**GOAL:** Return all lines below containing the word "序批式反应系统".
-------------------------
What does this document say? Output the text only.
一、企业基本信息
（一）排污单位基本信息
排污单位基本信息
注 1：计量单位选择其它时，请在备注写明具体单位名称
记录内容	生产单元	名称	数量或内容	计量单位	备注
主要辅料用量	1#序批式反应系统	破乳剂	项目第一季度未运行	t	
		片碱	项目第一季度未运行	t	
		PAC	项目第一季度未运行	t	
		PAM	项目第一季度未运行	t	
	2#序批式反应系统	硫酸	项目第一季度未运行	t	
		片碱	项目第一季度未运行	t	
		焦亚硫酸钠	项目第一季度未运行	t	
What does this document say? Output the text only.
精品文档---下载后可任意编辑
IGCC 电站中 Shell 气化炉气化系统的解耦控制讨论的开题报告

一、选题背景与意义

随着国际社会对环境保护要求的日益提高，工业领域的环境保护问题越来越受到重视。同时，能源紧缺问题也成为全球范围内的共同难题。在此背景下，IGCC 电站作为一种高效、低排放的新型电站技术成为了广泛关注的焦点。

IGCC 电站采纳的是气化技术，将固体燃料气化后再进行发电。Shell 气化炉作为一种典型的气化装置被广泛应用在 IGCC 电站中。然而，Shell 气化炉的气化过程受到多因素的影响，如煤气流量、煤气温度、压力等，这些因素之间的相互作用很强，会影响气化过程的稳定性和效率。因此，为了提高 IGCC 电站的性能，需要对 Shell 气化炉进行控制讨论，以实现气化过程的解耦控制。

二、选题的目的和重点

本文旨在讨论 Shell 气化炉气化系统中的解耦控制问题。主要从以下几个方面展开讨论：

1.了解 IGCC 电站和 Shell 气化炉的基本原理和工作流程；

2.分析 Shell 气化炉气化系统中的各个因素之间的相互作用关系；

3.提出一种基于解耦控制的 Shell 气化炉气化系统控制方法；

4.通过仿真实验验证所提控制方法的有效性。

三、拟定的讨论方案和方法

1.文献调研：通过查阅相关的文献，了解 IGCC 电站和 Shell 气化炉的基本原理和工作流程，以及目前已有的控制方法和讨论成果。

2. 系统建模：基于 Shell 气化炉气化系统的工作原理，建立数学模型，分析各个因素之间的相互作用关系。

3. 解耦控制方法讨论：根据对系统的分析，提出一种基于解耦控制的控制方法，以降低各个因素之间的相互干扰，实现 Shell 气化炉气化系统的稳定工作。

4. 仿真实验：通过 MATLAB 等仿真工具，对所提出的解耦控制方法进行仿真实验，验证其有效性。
-------------------------
**TASK SOLUTION:**
主要辅料用量	1#序批式反应系统	破乳剂	项目第一季度未运行	t	
	2#序批式反应系统	硫酸	项目第一季度未运行	t	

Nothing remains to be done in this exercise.